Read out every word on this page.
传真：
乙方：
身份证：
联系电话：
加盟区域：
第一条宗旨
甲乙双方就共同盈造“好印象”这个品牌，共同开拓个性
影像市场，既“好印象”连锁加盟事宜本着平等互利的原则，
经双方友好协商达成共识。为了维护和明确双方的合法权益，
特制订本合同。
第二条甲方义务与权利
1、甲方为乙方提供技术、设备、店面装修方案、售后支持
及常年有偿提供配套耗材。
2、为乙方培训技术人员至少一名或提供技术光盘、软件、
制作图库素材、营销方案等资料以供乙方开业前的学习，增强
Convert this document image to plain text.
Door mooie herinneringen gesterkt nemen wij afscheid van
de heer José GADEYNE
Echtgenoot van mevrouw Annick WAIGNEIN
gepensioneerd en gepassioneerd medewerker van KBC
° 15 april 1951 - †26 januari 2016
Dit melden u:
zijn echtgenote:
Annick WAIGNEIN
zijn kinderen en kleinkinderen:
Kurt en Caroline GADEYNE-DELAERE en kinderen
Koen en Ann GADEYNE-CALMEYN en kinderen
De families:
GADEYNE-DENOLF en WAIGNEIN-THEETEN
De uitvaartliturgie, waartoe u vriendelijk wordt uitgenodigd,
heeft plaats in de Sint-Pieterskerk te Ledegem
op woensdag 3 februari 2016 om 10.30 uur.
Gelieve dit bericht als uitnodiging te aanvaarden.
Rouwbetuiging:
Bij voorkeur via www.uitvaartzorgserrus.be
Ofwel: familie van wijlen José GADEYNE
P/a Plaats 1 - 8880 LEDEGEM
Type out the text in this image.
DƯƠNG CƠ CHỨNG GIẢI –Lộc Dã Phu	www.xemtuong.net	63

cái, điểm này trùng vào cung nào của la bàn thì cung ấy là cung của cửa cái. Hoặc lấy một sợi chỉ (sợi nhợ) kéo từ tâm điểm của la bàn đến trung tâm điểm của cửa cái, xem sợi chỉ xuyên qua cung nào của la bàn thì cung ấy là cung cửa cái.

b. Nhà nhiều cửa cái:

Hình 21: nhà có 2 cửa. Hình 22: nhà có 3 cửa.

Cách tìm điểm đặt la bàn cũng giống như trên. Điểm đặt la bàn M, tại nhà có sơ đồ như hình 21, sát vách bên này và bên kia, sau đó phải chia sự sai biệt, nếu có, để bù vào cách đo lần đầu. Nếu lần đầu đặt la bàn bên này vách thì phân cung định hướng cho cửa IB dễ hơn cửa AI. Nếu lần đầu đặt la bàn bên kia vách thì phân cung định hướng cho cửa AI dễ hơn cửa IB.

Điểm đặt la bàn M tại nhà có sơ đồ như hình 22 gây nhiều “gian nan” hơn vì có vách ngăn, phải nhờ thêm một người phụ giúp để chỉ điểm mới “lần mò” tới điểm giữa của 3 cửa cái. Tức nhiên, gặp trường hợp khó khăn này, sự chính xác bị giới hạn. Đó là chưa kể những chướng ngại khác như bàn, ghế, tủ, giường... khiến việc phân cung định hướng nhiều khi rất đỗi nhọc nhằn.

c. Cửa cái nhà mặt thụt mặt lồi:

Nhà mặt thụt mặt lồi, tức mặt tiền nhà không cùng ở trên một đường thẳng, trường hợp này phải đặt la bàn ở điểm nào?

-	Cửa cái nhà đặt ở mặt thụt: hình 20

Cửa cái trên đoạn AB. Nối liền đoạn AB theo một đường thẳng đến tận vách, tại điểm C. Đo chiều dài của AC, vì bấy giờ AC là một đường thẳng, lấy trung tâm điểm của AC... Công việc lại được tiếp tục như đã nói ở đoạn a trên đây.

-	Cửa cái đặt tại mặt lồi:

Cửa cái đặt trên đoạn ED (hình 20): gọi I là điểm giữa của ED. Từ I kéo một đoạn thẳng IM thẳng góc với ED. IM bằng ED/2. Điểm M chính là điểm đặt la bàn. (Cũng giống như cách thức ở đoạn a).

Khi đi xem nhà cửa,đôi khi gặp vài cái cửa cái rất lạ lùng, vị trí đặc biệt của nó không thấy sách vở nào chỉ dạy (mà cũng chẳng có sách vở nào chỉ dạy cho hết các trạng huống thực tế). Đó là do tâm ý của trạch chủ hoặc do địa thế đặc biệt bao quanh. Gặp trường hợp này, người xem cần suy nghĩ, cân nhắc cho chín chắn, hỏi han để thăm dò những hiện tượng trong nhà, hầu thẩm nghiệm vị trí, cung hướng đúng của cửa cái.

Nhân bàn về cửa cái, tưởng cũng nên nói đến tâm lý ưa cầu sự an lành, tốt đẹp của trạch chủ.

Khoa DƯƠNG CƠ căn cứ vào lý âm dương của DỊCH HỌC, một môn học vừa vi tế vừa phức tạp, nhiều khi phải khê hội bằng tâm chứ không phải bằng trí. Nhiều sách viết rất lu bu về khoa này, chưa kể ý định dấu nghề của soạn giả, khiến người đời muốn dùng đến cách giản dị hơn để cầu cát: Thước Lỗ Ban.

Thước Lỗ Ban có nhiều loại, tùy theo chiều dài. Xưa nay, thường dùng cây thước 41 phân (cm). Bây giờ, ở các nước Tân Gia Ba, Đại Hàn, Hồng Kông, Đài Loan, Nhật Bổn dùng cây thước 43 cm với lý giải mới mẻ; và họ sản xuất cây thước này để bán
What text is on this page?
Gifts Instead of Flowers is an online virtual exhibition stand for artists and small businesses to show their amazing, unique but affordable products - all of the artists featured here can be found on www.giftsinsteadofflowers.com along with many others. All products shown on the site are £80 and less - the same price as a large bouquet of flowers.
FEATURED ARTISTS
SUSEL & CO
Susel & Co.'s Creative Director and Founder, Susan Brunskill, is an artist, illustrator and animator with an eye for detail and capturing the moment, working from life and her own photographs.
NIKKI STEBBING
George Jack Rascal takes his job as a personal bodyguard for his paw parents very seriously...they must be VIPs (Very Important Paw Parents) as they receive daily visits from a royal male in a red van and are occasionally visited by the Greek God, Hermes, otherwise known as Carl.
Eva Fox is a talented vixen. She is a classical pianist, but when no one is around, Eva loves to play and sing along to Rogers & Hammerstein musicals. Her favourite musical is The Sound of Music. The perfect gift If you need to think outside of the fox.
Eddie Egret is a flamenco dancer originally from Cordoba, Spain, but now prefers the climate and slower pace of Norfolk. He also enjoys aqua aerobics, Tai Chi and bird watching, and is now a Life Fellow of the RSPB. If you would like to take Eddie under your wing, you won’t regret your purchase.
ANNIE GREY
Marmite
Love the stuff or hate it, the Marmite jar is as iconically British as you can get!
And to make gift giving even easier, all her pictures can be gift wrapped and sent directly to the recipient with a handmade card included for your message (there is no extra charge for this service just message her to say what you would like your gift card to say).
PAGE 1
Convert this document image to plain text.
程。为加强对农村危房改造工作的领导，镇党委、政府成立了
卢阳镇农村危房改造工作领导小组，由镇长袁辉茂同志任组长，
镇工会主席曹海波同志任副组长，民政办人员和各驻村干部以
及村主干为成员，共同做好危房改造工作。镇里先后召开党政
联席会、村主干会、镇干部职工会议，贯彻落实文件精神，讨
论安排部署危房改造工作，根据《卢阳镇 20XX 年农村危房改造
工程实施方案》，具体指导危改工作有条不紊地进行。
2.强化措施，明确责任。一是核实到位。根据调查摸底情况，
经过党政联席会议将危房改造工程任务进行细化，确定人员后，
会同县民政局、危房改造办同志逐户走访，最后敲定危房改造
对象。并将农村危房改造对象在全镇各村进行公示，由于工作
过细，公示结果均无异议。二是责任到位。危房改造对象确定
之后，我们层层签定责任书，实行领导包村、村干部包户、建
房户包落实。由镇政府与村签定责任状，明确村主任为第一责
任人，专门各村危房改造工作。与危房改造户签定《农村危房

+--

Exercise: Extract all the material, leaving every line as it is.

Task answer:
Read out every word on this page.
传真：
乙方：
身份证：
联系电话：
加盟区域：
第一条宗旨
甲乙双方就共同盈造“好印象”这个品牌，共同开拓个性
影像市场，既“好印象”连锁加盟事宜本着平等互利的原则，
经双方友好协商达成共识。为了维护和明确双方的合法权益，
特制订本合同。
第二条甲方义务与权利
1、甲方为乙方提供技术、设备、店面装修方案、售后支持
及常年有偿提供配套耗材。
2、为乙方培训技术人员至少一名或提供技术光盘、软件、
制作图库素材、营销方案等资料以供乙方开业前的学习，增强
Convert this document image to plain text.
Door mooie herinneringen gesterkt nemen wij afscheid van
de heer José GADEYNE
Echtgenoot van mevrouw Annick WAIGNEIN
gepensioneerd en gepassioneerd medewerker van KBC
° 15 april 1951 - †26 januari 2016
Dit melden u:
zijn echtgenote:
Annick WAIGNEIN
zijn kinderen en kleinkinderen:
Kurt en Caroline GADEYNE-DELAERE en kinderen
Koen en Ann GADEYNE-CALMEYN en kinderen
De families:
GADEYNE-DENOLF en WAIGNEIN-THEETEN
De uitvaartliturgie, waartoe u vriendelijk wordt uitgenodigd,
heeft plaats in de Sint-Pieterskerk te Ledegem
op woensdag 3 februari 2016 om 10.30 uur.
Gelieve dit bericht als uitnodiging te aanvaarden.
Rouwbetuiging:
Bij voorkeur via www.uitvaartzorgserrus.be
Ofwel: familie van wijlen José GADEYNE
P/a Plaats 1 - 8880 LEDEGEM
Type out the text in this image.
DƯƠNG CƠ CHỨNG GIẢI –Lộc Dã Phu	www.xemtuong.net	63

cái, điểm này trùng vào cung nào của la bàn thì cung ấy là cung của cửa cái. Hoặc lấy một sợi chỉ (sợi nhợ) kéo từ tâm điểm của la bàn đến trung tâm điểm của cửa cái, xem sợi chỉ xuyên qua cung nào của la bàn thì cung ấy là cung cửa cái.

b. Nhà nhiều cửa cái:

Hình 21: nhà có 2 cửa. Hình 22: nhà có 3 cửa.

Cách tìm điểm đặt la bàn cũng giống như trên. Điểm đặt la bàn M, tại nhà có sơ đồ như hình 21, sát vách bên này và bên kia, sau đó phải chia sự sai biệt, nếu có, để bù vào cách đo lần đầu. Nếu lần đầu đặt la bàn bên này vách thì phân cung định hướng cho cửa IB dễ hơn cửa AI. Nếu lần đầu đặt la bàn bên kia vách thì phân cung định hướng cho cửa AI dễ hơn cửa IB.

Điểm đặt la bàn M tại nhà có sơ đồ như hình 22 gây nhiều “gian nan” hơn vì có vách ngăn, phải nhờ thêm một người phụ giúp để chỉ điểm mới “lần mò” tới điểm giữa của 3 cửa cái. Tức nhiên, gặp trường hợp khó khăn này, sự chính xác bị giới hạn. Đó là chưa kể những chướng ngại khác như bàn, ghế, tủ, giường... khiến việc phân cung định hướng nhiều khi rất đỗi nhọc nhằn.

c. Cửa cái nhà mặt thụt mặt lồi:

Nhà mặt thụt mặt lồi, tức mặt tiền nhà không cùng ở trên một đường thẳng, trường hợp này phải đặt la bàn ở điểm nào?

-	Cửa cái nhà đặt ở mặt thụt: hình 20

Cửa cái trên đoạn AB. Nối liền đoạn AB theo một đường thẳng đến tận vách, tại điểm C. Đo chiều dài của AC, vì bấy giờ AC là một đường thẳng, lấy trung tâm điểm của AC... Công việc lại được tiếp tục như đã nói ở đoạn a trên đây.

-	Cửa cái đặt tại mặt lồi:

Cửa cái đặt trên đoạn ED (hình 20): gọi I là điểm giữa của ED. Từ I kéo một đoạn thẳng IM thẳng góc với ED. IM bằng ED/2. Điểm M chính là điểm đặt la bàn. (Cũng giống như cách thức ở đoạn a).

Khi đi xem nhà cửa,đôi khi gặp vài cái cửa cái rất lạ lùng, vị trí đặc biệt của nó không thấy sách vở nào chỉ dạy (mà cũng chẳng có sách vở nào chỉ dạy cho hết các trạng huống thực tế). Đó là do tâm ý của trạch chủ hoặc do địa thế đặc biệt bao quanh. Gặp trường hợp này, người xem cần suy nghĩ, cân nhắc cho chín chắn, hỏi han để thăm dò những hiện tượng trong nhà, hầu thẩm nghiệm vị trí, cung hướng đúng của cửa cái.

Nhân bàn về cửa cái, tưởng cũng nên nói đến tâm lý ưa cầu sự an lành, tốt đẹp của trạch chủ.

Khoa DƯƠNG CƠ căn cứ vào lý âm dương của DỊCH HỌC, một môn học vừa vi tế vừa phức tạp, nhiều khi phải khê hội bằng tâm chứ không phải bằng trí. Nhiều sách viết rất lu bu về khoa này, chưa kể ý định dấu nghề của soạn giả, khiến người đời muốn dùng đến cách giản dị hơn để cầu cát: Thước Lỗ Ban.

Thước Lỗ Ban có nhiều loại, tùy theo chiều dài. Xưa nay, thường dùng cây thước 41 phân (cm). Bây giờ, ở các nước Tân Gia Ba, Đại Hàn, Hồng Kông, Đài Loan, Nhật Bổn dùng cây thước 43 cm với lý giải mới mẻ; và họ sản xuất cây thước này để bán
What text is on this page?
Gifts Instead of Flowers is an online virtual exhibition stand for artists and small businesses to show their amazing, unique but affordable products - all of the artists featured here can be found on www.giftsinsteadofflowers.com along with many others. All products shown on the site are £80 and less - the same price as a large bouquet of flowers.
FEATURED ARTISTS
SUSEL & CO
Susel & Co.'s Creative Director and Founder, Susan Brunskill, is an artist, illustrator and animator with an eye for detail and capturing the moment, working from life and her own photographs.
NIKKI STEBBING
George Jack Rascal takes his job as a personal bodyguard for his paw parents very seriously...they must be VIPs (Very Important Paw Parents) as they receive daily visits from a royal male in a red van and are occasionally visited by the Greek God, Hermes, otherwise known as Carl.
Eva Fox is a talented vixen. She is a classical pianist, but when no one is around, Eva loves to play and sing along to Rogers & Hammerstein musicals. Her favourite musical is The Sound of Music. The perfect gift If you need to think outside of the fox.
Eddie Egret is a flamenco dancer originally from Cordoba, Spain, but now prefers the climate and slower pace of Norfolk. He also enjoys aqua aerobics, Tai Chi and bird watching, and is now a Life Fellow of the RSPB. If you would like to take Eddie under your wing, you won’t regret your purchase.
ANNIE GREY
Marmite
Love the stuff or hate it, the Marmite jar is as iconically British as you can get!
And to make gift giving even easier, all her pictures can be gift wrapped and sent directly to the recipient with a handmade card included for your message (there is no extra charge for this service just message her to say what you would like your gift card to say).
PAGE 1
Convert this document image to plain text.
程。为加强对农村危房改造工作的领导，镇党委、政府成立了
卢阳镇农村危房改造工作领导小组，由镇长袁辉茂同志任组长，
镇工会主席曹海波同志任副组长，民政办人员和各驻村干部以
及村主干为成员，共同做好危房改造工作。镇里先后召开党政
联席会、村主干会、镇干部职工会议，贯彻落实文件精神，讨
论安排部署危房改造工作，根据《卢阳镇 20XX 年农村危房改造
工程实施方案》，具体指导危改工作有条不紊地进行。
2.强化措施，明确责任。一是核实到位。根据调查摸底情况，
经过党政联席会议将危房改造工程任务进行细化，确定人员后，
会同县民政局、危房改造办同志逐户走访，最后敲定危房改造
对象。并将农村危房改造对象在全镇各村进行公示，由于工作
过细，公示结果均无异议。二是责任到位。危房改造对象确定
之后，我们层层签定责任书，实行领导包村、村干部包户、建
房户包落实。由镇政府与村签定责任状，明确村主任为第一责
任人，专门各村危房改造工作。与危房改造户签定《农村危房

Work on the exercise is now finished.